======== DATASET RECORDS

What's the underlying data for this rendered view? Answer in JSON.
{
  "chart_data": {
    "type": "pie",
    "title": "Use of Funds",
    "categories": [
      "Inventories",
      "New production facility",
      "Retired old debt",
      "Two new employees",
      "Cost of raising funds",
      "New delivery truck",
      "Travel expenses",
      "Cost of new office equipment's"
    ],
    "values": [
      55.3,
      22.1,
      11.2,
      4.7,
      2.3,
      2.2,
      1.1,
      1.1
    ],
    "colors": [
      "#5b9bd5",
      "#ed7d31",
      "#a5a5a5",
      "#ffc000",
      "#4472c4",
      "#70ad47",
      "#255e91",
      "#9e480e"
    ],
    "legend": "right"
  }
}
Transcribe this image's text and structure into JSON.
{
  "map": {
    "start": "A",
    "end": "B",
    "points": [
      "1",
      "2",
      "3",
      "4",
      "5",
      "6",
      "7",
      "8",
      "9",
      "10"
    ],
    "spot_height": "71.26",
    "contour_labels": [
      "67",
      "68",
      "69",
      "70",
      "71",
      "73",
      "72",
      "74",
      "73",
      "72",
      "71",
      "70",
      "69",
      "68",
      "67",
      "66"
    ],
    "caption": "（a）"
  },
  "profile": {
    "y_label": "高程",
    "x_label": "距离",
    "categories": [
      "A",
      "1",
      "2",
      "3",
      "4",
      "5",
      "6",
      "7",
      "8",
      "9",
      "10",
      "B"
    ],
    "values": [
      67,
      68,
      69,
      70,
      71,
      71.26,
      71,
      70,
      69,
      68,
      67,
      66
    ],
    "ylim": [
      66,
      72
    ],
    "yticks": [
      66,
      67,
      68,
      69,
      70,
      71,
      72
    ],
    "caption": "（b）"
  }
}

================
======== DATASET RECORDS

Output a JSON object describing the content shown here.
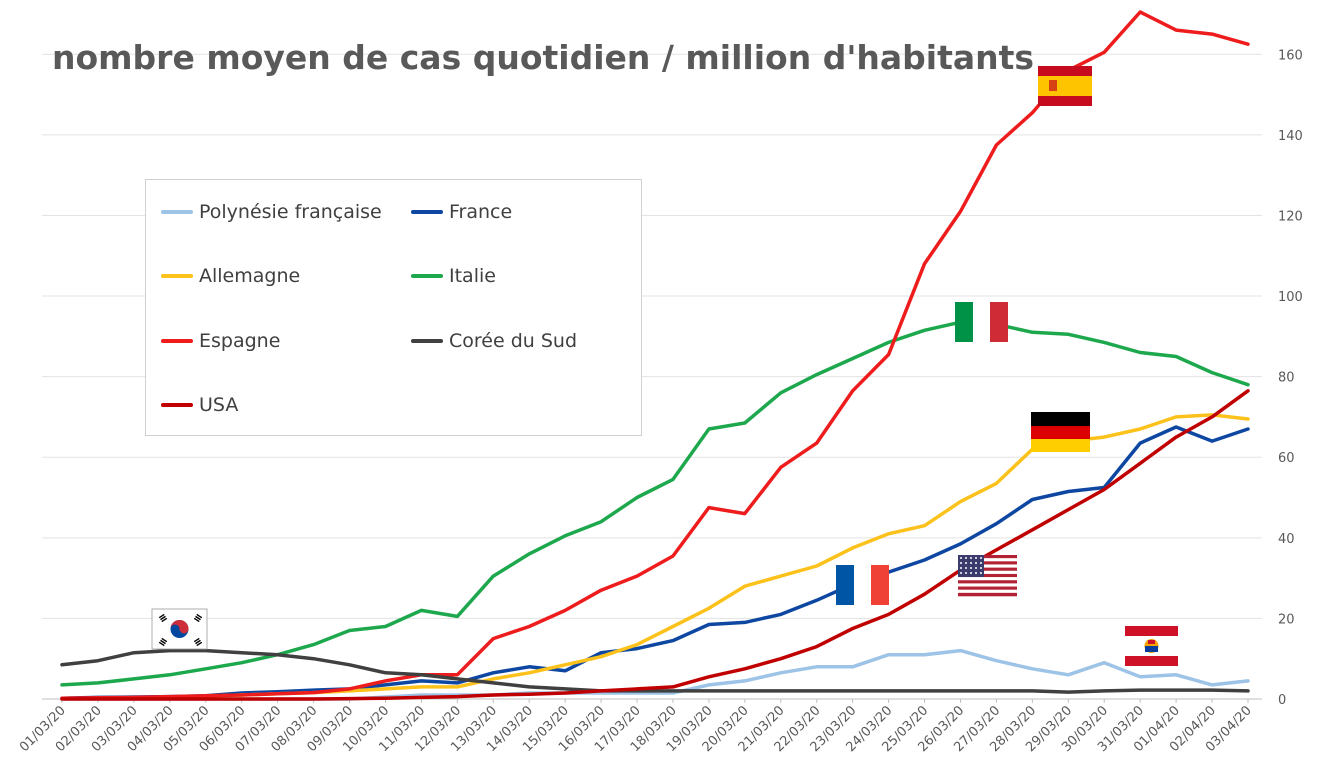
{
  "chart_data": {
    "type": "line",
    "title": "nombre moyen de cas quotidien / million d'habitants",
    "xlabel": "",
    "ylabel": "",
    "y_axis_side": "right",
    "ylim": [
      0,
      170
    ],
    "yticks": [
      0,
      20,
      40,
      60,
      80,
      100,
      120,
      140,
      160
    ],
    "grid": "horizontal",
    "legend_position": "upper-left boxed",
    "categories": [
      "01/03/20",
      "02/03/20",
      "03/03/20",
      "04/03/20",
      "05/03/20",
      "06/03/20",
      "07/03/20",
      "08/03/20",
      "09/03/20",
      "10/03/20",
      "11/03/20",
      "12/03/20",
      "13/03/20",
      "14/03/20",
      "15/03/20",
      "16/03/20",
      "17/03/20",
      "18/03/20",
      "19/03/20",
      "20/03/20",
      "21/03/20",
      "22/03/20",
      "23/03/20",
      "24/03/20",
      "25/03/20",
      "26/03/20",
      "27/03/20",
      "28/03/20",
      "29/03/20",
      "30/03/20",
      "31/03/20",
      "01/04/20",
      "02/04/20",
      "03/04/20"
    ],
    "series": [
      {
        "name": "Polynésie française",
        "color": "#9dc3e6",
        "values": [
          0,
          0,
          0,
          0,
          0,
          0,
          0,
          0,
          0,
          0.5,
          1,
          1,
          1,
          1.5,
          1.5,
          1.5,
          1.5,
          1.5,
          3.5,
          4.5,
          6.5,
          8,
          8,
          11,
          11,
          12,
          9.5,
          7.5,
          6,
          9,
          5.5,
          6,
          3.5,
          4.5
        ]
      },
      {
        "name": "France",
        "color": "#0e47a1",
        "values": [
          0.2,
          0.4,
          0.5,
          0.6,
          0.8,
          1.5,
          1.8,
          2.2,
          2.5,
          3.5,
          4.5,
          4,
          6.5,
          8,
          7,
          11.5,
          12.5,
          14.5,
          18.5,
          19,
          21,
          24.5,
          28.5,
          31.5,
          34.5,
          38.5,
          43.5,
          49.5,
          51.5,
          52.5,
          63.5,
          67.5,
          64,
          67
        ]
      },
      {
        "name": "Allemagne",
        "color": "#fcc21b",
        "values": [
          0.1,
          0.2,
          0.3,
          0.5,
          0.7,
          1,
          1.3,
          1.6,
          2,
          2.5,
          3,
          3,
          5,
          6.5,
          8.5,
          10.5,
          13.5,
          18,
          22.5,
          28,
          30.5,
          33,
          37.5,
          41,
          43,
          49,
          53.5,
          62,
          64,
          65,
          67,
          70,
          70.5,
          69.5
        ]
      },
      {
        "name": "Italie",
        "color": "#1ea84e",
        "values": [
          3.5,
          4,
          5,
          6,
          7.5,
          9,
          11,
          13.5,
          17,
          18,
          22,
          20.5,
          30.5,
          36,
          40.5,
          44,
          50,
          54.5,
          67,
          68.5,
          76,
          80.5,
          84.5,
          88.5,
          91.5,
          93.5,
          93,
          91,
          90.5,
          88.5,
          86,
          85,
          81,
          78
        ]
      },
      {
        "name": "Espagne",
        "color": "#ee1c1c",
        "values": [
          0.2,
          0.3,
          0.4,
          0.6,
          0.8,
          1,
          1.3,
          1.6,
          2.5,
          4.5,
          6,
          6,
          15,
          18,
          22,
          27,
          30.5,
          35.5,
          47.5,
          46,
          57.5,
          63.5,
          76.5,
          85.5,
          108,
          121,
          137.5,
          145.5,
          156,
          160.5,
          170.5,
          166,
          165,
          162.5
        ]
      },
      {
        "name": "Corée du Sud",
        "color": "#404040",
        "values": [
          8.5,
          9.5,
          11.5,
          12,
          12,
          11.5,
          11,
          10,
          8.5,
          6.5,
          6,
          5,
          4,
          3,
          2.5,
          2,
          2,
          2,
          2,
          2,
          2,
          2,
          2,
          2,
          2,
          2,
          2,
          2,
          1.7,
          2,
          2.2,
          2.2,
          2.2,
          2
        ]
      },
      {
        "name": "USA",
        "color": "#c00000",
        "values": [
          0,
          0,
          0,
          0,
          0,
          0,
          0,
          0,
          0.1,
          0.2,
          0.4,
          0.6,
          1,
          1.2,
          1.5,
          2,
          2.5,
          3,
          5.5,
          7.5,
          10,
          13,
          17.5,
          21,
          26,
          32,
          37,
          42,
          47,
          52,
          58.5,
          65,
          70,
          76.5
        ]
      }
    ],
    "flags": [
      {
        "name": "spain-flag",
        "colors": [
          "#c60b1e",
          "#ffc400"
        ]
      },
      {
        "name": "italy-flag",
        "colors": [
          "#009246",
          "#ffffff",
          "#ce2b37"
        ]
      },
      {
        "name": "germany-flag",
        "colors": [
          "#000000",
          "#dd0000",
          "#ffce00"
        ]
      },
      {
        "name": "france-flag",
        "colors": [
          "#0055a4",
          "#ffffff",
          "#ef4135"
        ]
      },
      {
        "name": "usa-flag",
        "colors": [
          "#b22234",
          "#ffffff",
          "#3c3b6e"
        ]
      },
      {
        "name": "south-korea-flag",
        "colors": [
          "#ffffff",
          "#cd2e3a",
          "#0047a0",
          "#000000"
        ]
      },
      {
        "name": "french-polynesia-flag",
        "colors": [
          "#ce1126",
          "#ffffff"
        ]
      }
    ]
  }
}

================

■ EXERCISE: Extract from the data every line where "JSON" shows up.

■ FINISHED EXERCISE:
What's the underlying data for this rendered view? Answer in JSON.
Transcribe this image's text and structure into JSON.
Output a JSON object describing the content shown here.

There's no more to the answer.